▶ PROBLEM STATEMENT: Copy out all lines with the word "змінного" in them.

▶ Lines of data:

++++++++++

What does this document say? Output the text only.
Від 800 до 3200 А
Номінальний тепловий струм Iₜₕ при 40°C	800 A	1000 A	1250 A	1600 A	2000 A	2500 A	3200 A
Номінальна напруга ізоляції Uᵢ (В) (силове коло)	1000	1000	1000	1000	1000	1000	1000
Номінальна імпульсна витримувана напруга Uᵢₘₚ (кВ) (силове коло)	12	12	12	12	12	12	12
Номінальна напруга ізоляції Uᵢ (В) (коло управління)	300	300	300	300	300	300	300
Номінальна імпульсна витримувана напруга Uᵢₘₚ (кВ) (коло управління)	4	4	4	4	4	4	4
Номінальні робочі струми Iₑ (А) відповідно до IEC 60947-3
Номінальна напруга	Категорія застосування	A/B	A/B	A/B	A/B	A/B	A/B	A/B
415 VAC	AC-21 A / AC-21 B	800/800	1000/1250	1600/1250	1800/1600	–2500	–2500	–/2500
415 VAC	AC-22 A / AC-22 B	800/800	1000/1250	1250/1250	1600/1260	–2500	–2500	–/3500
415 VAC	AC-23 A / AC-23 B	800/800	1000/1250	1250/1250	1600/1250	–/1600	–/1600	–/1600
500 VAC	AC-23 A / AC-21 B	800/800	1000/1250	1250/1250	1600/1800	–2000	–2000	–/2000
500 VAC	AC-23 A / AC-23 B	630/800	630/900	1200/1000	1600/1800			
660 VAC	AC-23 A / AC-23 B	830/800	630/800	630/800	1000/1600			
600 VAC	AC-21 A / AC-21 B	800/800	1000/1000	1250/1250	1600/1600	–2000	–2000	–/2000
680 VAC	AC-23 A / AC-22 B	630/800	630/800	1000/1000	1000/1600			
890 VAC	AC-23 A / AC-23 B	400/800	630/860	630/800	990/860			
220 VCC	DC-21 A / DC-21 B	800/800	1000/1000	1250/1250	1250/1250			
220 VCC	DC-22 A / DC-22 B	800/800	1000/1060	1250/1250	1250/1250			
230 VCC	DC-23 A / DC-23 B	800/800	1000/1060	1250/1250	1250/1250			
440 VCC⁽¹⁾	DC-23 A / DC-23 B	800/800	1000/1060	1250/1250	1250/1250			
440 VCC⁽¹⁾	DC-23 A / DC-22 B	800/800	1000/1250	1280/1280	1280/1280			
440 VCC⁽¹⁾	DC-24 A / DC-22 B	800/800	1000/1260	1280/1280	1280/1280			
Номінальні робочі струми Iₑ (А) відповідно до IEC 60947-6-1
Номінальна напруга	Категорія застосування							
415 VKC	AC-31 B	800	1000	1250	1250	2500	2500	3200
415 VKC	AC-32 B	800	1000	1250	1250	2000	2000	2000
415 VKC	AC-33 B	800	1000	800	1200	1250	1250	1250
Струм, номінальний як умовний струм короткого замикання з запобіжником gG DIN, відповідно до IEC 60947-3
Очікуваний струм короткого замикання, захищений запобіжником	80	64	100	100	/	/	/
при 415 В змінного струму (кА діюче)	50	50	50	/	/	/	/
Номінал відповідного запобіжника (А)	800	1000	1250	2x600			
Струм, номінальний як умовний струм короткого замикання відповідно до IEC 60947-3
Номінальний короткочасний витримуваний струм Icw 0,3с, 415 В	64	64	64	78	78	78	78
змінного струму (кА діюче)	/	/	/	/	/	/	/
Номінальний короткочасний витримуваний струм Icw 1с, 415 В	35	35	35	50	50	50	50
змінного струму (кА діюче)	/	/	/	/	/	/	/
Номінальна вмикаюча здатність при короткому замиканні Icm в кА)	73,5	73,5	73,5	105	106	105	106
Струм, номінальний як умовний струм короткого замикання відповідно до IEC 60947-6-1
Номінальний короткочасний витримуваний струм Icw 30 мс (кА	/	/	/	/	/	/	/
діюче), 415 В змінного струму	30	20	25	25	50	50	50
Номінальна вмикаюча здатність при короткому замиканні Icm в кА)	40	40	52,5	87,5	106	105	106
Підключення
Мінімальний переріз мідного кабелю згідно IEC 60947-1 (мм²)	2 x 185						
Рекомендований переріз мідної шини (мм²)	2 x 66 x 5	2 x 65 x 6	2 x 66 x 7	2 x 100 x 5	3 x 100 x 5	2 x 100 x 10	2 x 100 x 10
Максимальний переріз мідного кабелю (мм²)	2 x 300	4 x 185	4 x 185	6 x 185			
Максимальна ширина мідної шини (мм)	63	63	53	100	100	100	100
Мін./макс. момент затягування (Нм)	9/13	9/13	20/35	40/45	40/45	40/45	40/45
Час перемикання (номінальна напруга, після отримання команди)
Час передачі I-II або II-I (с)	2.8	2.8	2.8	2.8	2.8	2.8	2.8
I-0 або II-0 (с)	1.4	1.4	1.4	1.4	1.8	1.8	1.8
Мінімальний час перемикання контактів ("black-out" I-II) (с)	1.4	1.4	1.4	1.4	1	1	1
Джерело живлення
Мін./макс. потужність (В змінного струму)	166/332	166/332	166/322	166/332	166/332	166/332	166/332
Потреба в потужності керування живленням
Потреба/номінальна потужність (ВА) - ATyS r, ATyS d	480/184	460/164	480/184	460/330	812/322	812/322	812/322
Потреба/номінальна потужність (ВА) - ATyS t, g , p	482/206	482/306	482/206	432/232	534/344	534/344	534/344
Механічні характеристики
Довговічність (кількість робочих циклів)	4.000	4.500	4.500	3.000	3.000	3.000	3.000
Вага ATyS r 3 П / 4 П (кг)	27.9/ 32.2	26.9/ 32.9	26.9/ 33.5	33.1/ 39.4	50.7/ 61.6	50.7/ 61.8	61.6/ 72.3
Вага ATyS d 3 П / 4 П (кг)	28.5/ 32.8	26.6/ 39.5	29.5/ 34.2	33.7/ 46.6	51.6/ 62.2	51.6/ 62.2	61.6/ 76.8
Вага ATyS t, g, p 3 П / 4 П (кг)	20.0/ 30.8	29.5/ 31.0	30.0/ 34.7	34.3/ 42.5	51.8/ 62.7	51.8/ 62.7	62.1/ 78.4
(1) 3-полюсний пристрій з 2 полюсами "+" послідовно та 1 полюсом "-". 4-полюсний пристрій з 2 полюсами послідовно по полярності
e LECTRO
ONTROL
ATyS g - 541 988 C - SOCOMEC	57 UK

++++++++++

▶ SOLVED PROBLEM:
при 415 В змінного струму (кА діюче)	50	50	50	/	/	/	/
змінного струму (кА діюче)	/	/	/	/	/	/	/
змінного струму (кА діюче)	/	/	/	/	/	/	/
діюче), 415 В змінного струму	30	20	25	25	50	50	50
Мін./макс. потужність (В змінного струму)	166/332	166/332	166/322	166/332	166/332	166/332	166/332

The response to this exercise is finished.